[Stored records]
========================================================================

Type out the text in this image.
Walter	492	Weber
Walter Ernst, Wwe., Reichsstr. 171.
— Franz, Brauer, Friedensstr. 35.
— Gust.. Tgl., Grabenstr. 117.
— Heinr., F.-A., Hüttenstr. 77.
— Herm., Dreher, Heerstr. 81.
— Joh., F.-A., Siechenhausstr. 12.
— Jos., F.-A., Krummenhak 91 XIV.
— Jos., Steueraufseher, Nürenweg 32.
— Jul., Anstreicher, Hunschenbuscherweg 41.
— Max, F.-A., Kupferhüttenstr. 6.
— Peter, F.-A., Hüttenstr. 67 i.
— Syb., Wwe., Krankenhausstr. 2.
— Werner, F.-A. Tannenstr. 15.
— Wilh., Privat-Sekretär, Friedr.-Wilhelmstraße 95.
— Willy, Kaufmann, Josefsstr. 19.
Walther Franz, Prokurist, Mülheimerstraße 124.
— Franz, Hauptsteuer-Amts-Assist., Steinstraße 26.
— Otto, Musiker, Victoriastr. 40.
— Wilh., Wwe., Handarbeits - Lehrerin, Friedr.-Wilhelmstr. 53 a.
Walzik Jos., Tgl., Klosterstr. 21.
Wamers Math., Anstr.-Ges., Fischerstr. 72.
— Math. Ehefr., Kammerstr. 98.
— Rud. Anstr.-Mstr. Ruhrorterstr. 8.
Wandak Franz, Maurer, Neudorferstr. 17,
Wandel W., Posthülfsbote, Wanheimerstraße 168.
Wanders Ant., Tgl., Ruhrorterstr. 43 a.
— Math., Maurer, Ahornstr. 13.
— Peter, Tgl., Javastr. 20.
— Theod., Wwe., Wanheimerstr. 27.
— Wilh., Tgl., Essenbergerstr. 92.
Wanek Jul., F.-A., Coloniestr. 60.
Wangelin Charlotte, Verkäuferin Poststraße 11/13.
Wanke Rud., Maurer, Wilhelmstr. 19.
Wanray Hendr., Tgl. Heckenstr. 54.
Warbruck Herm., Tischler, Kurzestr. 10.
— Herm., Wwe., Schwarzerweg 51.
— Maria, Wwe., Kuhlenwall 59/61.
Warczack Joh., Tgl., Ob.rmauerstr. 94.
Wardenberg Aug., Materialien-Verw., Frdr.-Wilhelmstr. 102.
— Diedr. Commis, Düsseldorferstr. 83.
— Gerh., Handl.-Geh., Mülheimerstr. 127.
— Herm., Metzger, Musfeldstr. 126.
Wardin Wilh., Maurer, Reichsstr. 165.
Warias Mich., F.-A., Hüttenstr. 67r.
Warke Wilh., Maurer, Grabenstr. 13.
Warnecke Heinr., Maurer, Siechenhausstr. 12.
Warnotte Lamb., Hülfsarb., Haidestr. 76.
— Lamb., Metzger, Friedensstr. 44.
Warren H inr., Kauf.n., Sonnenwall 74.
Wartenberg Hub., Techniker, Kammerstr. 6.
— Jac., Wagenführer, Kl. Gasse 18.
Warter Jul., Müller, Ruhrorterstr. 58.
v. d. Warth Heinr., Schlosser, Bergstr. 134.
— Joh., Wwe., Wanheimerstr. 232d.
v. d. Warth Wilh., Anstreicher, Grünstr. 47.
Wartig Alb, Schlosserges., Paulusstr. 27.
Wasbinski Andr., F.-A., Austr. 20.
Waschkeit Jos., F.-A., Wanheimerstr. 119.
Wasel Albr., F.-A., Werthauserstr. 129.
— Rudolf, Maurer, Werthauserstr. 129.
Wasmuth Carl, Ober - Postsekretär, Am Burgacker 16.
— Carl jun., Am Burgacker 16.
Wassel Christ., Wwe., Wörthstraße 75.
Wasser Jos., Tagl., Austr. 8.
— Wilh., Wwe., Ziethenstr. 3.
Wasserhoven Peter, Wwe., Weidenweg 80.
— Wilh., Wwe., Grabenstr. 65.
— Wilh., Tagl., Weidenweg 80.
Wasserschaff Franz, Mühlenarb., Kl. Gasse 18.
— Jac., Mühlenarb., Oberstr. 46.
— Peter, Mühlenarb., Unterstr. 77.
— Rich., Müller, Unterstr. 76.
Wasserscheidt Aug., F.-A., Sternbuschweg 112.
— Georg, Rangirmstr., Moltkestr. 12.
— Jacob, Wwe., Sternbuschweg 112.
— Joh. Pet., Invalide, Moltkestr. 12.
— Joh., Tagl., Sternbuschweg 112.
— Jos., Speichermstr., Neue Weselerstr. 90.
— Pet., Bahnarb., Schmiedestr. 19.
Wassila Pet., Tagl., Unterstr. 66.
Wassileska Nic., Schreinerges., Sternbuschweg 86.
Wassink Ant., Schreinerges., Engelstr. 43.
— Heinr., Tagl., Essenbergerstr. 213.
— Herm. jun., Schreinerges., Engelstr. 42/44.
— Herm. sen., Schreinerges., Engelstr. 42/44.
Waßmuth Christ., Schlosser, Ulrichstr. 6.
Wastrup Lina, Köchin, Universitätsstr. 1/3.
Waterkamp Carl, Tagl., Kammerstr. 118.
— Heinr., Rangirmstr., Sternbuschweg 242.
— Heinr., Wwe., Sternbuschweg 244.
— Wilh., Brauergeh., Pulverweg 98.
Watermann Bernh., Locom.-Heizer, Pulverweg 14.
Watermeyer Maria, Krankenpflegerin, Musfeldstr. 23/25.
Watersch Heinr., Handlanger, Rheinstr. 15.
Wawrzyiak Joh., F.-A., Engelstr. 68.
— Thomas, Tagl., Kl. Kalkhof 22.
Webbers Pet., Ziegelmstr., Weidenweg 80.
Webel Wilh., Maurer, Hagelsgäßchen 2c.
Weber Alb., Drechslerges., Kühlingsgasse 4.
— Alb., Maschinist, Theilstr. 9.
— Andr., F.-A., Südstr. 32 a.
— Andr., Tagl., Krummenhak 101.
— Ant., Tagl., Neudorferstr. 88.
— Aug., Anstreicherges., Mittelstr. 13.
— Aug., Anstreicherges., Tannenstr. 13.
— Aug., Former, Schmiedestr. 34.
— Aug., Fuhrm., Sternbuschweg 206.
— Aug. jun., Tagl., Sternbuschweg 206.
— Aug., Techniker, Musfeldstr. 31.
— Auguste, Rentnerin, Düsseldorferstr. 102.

========================================================================

- Exercise description
Copy all of the material word for word.

- The reply
Type out the text in this image.
Walter	492	Weber
Walter Ernst, Wwe., Reichsstr. 171.
— Franz, Brauer, Friedensstr. 35.
— Gust.. Tgl., Grabenstr. 117.
— Heinr., F.-A., Hüttenstr. 77.
— Herm., Dreher, Heerstr. 81.
— Joh., F.-A., Siechenhausstr. 12.
— Jos., F.-A., Krummenhak 91 XIV.
— Jos., Steueraufseher, Nürenweg 32.
— Jul., Anstreicher, Hunschenbuscherweg 41.
— Max, F.-A., Kupferhüttenstr. 6.
— Peter, F.-A., Hüttenstr. 67 i.
— Syb., Wwe., Krankenhausstr. 2.
— Werner, F.-A. Tannenstr. 15.
— Wilh., Privat-Sekretär, Friedr.-Wilhelmstraße 95.
— Willy, Kaufmann, Josefsstr. 19.
Walther Franz, Prokurist, Mülheimerstraße 124.
— Franz, Hauptsteuer-Amts-Assist., Steinstraße 26.
— Otto, Musiker, Victoriastr. 40.
— Wilh., Wwe., Handarbeits - Lehrerin, Friedr.-Wilhelmstr. 53 a.
Walzik Jos., Tgl., Klosterstr. 21.
Wamers Math., Anstr.-Ges., Fischerstr. 72.
— Math. Ehefr., Kammerstr. 98.
— Rud. Anstr.-Mstr. Ruhrorterstr. 8.
Wandak Franz, Maurer, Neudorferstr. 17,
Wandel W., Posthülfsbote, Wanheimerstraße 168.
Wanders Ant., Tgl., Ruhrorterstr. 43 a.
— Math., Maurer, Ahornstr. 13.
— Peter, Tgl., Javastr. 20.
— Theod., Wwe., Wanheimerstr. 27.
— Wilh., Tgl., Essenbergerstr. 92.
Wanek Jul., F.-A., Coloniestr. 60.
Wangelin Charlotte, Verkäuferin Poststraße 11/13.
Wanke Rud., Maurer, Wilhelmstr. 19.
Wanray Hendr., Tgl. Heckenstr. 54.
Warbruck Herm., Tischler, Kurzestr. 10.
— Herm., Wwe., Schwarzerweg 51.
— Maria, Wwe., Kuhlenwall 59/61.
Warczack Joh., Tgl., Ob.rmauerstr. 94.
Wardenberg Aug., Materialien-Verw., Frdr.-Wilhelmstr. 102.
— Diedr. Commis, Düsseldorferstr. 83.
— Gerh., Handl.-Geh., Mülheimerstr. 127.
— Herm., Metzger, Musfeldstr. 126.
Wardin Wilh., Maurer, Reichsstr. 165.
Warias Mich., F.-A., Hüttenstr. 67r.
Warke Wilh., Maurer, Grabenstr. 13.
Warnecke Heinr., Maurer, Siechenhausstr. 12.
Warnotte Lamb., Hülfsarb., Haidestr. 76.
— Lamb., Metzger, Friedensstr. 44.
Warren H inr., Kauf.n., Sonnenwall 74.
Wartenberg Hub., Techniker, Kammerstr. 6.
— Jac., Wagenführer, Kl. Gasse 18.
Warter Jul., Müller, Ruhrorterstr. 58.
v. d. Warth Heinr., Schlosser, Bergstr. 134.
— Joh., Wwe., Wanheimerstr. 232d.
v. d. Warth Wilh., Anstreicher, Grünstr. 47.
Wartig Alb, Schlosserges., Paulusstr. 27.
Wasbinski Andr., F.-A., Austr. 20.
Waschkeit Jos., F.-A., Wanheimerstr. 119.
Wasel Albr., F.-A., Werthauserstr. 129.
— Rudolf, Maurer, Werthauserstr. 129.
Wasmuth Carl, Ober - Postsekretär, Am Burgacker 16.
— Carl jun., Am Burgacker 16.
Wassel Christ., Wwe., Wörthstraße 75.
Wasser Jos., Tagl., Austr. 8.
— Wilh., Wwe., Ziethenstr. 3.
Wasserhoven Peter, Wwe., Weidenweg 80.
— Wilh., Wwe., Grabenstr. 65.
— Wilh., Tagl., Weidenweg 80.
Wasserschaff Franz, Mühlenarb., Kl. Gasse 18.
— Jac., Mühlenarb., Oberstr. 46.
— Peter, Mühlenarb., Unterstr. 77.
— Rich., Müller, Unterstr. 76.
Wasserscheidt Aug., F.-A., Sternbuschweg 112.
— Georg, Rangirmstr., Moltkestr. 12.
— Jacob, Wwe., Sternbuschweg 112.
— Joh. Pet., Invalide, Moltkestr. 12.
— Joh., Tagl., Sternbuschweg 112.
— Jos., Speichermstr., Neue Weselerstr. 90.
— Pet., Bahnarb., Schmiedestr. 19.
Wassila Pet., Tagl., Unterstr. 66.
Wassileska Nic., Schreinerges., Sternbuschweg 86.
Wassink Ant., Schreinerges., Engelstr. 43.
— Heinr., Tagl., Essenbergerstr. 213.
— Herm. jun., Schreinerges., Engelstr. 42/44.
— Herm. sen., Schreinerges., Engelstr. 42/44.
Waßmuth Christ., Schlosser, Ulrichstr. 6.
Wastrup Lina, Köchin, Universitätsstr. 1/3.
Waterkamp Carl, Tagl., Kammerstr. 118.
— Heinr., Rangirmstr., Sternbuschweg 242.
— Heinr., Wwe., Sternbuschweg 244.
— Wilh., Brauergeh., Pulverweg 98.
Watermann Bernh., Locom.-Heizer, Pulverweg 14.
Watermeyer Maria, Krankenpflegerin, Musfeldstr. 23/25.
Watersch Heinr., Handlanger, Rheinstr. 15.
Wawrzyiak Joh., F.-A., Engelstr. 68.
— Thomas, Tagl., Kl. Kalkhof 22.
Webbers Pet., Ziegelmstr., Weidenweg 80.
Webel Wilh., Maurer, Hagelsgäßchen 2c.
Weber Alb., Drechslerges., Kühlingsgasse 4.
— Alb., Maschinist, Theilstr. 9.
— Andr., F.-A., Südstr. 32 a.
— Andr., Tagl., Krummenhak 101.
— Ant., Tagl., Neudorferstr. 88.
— Aug., Anstreicherges., Mittelstr. 13.
— Aug., Anstreicherges., Tannenstr. 13.
— Aug., Former, Schmiedestr. 34.
— Aug., Fuhrm., Sternbuschweg 206.
— Aug. jun., Tagl., Sternbuschweg 206.
— Aug., Techniker, Musfeldstr. 31.
— Auguste, Rentnerin, Düsseldorferstr. 102.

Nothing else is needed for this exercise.